───── Exercise materials ─────
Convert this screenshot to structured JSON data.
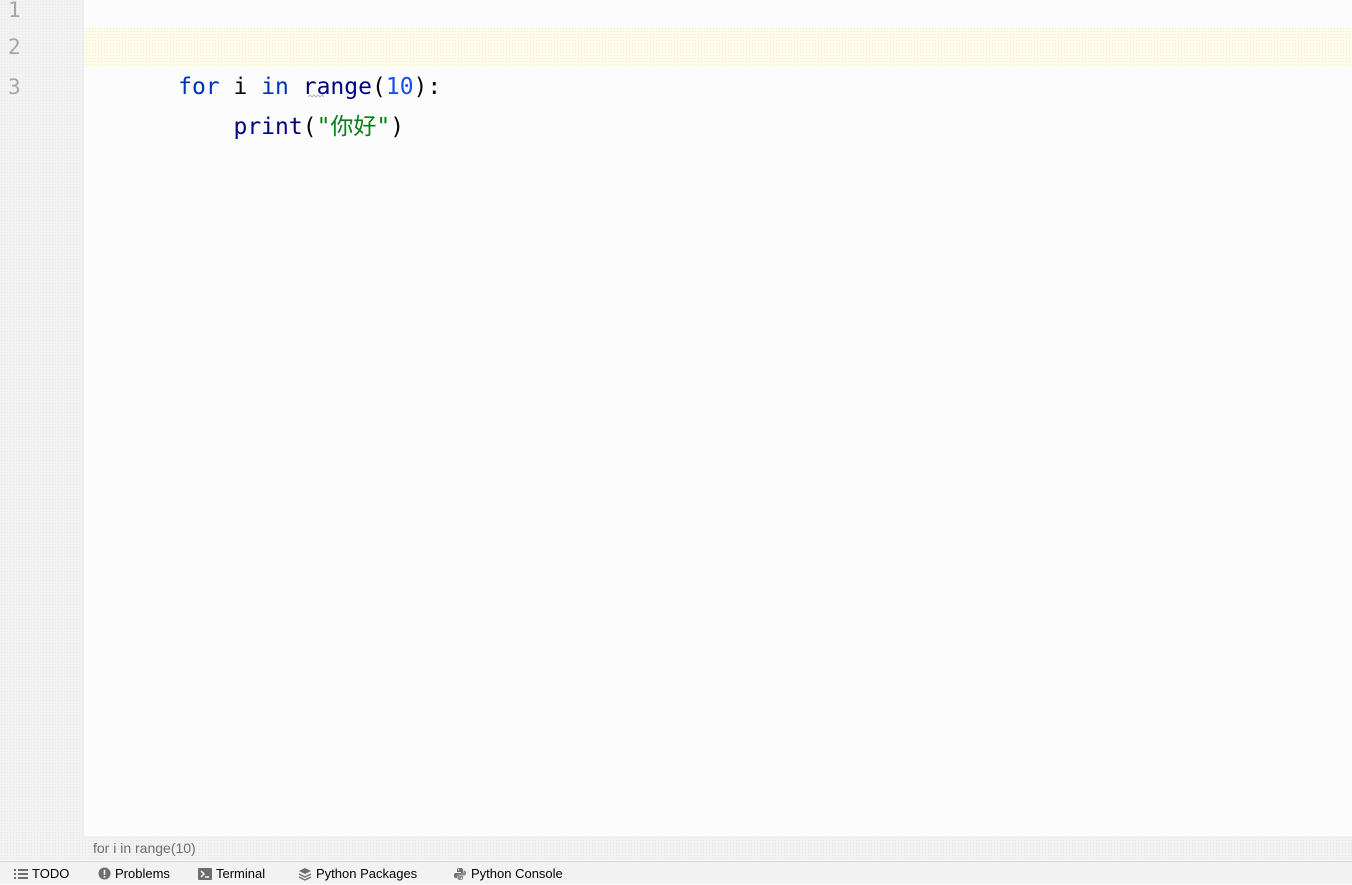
{
  "editor": {
    "line_numbers": [
      "1",
      "2",
      "3"
    ],
    "lines": [
      {
        "tokens": []
      },
      {
        "tokens": [
          {
            "text": "for",
            "kind": "kw"
          },
          {
            "text": " i ",
            "kind": "plain"
          },
          {
            "text": "in",
            "kind": "kw"
          },
          {
            "text": " range",
            "kind": "fn"
          },
          {
            "text": "(",
            "kind": "plain"
          },
          {
            "text": "10",
            "kind": "num"
          },
          {
            "text": "):",
            "kind": "plain"
          }
        ]
      },
      {
        "tokens": [
          {
            "text": "    print",
            "kind": "fn"
          },
          {
            "text": "(",
            "kind": "plain"
          },
          {
            "text": "\"你好\"",
            "kind": "str"
          },
          {
            "text": ")",
            "kind": "plain"
          }
        ]
      }
    ],
    "current_line": 2
  },
  "breadcrumb": {
    "text": "for i in range(10)"
  },
  "toolwindows": {
    "todo": "TODO",
    "problems": "Problems",
    "terminal": "Terminal",
    "python_packages": "Python Packages",
    "python_console": "Python Console"
  },
  "colors": {
    "keyword": "#0033b3",
    "number": "#1750eb",
    "string": "#067d17",
    "function": "#000080",
    "current_line_bg": "#fefbeb"
  }
}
─────
**The request:** Which lines include the word "text"? List them all.

**Solution to this task:**
            "text": "for",
            "text": " i ",
            "text": "in",
            "text": " range",
            "text": "(",
            "text": "10",
            "text": "):",
            "text": "    print",
            "text": "(",
            "text": "\"你好\"",
            "text": ")",
    "text": "for i in range(10)"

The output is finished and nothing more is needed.